**WHAT THE EXERCISE ASKS:**
Every line with the word "mensuels" in it should be extracted from the data that follows.

[Dataset rows about figures]
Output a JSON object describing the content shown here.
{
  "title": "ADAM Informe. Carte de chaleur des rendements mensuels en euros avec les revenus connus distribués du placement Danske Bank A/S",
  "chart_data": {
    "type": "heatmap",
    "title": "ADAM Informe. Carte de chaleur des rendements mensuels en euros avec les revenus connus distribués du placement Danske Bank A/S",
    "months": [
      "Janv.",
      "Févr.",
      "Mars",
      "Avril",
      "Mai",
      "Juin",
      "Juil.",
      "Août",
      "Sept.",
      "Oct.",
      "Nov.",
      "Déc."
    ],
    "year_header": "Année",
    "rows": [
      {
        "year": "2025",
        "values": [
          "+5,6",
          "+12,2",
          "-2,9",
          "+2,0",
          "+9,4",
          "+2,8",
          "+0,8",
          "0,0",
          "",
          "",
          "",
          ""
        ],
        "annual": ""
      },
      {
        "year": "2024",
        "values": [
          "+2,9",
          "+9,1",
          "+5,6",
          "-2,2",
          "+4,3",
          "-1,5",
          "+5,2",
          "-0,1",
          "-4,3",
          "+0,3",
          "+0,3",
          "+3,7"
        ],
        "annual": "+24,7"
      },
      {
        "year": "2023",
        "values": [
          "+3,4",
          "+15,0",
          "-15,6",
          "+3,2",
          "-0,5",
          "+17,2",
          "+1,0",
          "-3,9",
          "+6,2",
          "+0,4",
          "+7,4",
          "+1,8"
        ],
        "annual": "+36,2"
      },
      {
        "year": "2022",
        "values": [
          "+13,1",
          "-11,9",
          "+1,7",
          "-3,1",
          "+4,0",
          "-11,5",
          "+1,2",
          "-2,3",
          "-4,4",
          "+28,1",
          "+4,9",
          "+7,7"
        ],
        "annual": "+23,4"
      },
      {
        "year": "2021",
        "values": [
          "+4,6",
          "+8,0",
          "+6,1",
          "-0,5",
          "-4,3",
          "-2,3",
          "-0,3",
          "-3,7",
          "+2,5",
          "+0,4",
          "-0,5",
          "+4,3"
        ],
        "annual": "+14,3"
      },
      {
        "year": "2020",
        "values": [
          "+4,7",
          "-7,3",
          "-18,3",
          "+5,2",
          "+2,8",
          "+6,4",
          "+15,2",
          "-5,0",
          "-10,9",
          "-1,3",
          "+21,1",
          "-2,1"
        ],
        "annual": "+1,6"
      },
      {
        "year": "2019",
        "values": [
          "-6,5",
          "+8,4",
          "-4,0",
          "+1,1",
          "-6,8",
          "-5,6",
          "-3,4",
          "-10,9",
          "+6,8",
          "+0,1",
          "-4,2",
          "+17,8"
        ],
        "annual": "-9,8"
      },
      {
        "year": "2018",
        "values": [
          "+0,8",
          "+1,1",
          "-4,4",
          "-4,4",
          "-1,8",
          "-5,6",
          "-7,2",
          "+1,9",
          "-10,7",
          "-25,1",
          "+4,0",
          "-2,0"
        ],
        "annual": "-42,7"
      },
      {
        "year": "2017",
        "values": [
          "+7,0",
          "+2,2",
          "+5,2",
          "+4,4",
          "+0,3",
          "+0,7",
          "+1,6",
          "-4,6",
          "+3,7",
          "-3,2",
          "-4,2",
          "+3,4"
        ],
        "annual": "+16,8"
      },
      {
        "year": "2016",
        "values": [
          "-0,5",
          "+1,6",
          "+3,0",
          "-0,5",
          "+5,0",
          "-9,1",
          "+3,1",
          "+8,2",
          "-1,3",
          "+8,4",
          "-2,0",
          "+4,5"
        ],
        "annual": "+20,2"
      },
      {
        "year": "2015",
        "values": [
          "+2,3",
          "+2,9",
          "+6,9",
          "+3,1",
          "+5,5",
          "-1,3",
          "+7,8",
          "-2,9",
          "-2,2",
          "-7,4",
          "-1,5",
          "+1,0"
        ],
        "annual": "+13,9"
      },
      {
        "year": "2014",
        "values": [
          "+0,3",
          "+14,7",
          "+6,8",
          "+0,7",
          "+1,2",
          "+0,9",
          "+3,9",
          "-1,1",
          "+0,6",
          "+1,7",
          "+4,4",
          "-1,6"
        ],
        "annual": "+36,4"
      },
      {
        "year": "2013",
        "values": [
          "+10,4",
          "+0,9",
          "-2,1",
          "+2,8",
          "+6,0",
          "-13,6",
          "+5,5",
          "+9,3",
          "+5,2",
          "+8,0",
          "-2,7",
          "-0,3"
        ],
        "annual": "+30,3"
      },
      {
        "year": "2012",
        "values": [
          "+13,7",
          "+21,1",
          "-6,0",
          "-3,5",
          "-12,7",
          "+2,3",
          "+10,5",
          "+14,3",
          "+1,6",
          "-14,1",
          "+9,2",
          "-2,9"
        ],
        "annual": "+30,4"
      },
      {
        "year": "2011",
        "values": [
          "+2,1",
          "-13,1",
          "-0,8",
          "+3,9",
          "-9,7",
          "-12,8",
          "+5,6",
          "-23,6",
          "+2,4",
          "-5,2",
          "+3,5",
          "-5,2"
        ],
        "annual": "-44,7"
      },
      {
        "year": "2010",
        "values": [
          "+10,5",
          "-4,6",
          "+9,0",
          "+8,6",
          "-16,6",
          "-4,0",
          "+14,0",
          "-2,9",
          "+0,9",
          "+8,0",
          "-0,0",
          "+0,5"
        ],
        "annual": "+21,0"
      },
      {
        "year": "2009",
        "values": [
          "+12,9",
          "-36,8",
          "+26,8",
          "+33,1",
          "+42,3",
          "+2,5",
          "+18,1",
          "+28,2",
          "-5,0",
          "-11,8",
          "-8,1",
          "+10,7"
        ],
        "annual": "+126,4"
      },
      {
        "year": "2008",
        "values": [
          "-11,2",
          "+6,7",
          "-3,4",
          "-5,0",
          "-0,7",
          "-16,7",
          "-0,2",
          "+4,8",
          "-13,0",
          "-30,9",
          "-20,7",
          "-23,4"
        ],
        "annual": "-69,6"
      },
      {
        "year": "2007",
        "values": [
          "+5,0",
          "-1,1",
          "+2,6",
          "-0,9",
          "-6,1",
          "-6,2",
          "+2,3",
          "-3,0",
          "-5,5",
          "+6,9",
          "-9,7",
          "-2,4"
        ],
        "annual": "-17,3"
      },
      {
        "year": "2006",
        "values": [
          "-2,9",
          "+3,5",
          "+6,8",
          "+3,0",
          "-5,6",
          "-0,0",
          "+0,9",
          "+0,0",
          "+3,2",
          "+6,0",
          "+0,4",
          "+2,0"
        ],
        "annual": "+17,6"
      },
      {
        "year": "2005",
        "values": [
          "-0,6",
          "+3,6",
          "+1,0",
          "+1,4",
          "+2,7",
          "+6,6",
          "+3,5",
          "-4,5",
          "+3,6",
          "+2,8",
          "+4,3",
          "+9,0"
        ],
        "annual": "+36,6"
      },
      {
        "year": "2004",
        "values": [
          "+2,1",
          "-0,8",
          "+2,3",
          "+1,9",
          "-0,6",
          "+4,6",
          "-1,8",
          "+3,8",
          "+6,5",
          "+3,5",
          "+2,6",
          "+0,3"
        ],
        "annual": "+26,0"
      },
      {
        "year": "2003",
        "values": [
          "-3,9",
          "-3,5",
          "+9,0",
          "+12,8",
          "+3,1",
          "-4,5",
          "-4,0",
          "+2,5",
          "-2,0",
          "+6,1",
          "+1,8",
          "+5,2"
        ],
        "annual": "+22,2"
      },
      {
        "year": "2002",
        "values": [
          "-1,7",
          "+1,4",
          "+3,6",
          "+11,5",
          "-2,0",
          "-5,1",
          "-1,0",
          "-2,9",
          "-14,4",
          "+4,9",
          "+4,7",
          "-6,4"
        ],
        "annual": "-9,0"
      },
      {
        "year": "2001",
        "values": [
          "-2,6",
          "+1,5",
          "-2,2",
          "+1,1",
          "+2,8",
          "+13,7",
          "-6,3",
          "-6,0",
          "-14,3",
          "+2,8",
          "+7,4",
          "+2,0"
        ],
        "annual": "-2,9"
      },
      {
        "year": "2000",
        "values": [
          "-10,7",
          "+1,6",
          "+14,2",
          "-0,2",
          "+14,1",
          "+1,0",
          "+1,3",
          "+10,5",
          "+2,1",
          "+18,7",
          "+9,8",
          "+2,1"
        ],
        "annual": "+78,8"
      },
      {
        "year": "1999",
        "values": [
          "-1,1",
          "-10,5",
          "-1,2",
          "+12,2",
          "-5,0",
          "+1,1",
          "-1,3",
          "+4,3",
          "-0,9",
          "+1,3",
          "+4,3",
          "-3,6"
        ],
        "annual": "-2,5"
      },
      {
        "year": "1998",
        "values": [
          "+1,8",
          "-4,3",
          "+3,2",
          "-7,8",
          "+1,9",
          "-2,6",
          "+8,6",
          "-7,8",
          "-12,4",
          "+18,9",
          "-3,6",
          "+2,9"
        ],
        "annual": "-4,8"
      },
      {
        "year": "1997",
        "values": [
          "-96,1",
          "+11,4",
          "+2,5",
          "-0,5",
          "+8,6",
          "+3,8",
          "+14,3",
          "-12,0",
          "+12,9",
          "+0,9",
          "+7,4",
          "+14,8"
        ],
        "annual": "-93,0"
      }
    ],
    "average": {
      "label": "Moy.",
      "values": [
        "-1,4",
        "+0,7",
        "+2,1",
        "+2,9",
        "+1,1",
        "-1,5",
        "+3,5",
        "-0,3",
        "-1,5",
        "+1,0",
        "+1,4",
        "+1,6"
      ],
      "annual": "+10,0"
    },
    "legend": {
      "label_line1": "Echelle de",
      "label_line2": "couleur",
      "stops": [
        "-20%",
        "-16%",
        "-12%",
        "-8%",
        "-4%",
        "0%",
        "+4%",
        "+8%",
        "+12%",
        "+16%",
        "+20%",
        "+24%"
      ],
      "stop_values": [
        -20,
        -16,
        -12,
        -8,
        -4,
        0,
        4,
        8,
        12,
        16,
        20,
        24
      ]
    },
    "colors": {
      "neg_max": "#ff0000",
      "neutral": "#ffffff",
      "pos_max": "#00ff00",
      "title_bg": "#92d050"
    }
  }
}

**CORRECT RESULT:**
  "title": "ADAM Informe. Carte de chaleur des rendements mensuels en euros avec les revenus connus distribués du placement Danske Bank A/S",
    "title": "ADAM Informe. Carte de chaleur des rendements mensuels en euros avec les revenus connus distribués du placement Danske Bank A/S",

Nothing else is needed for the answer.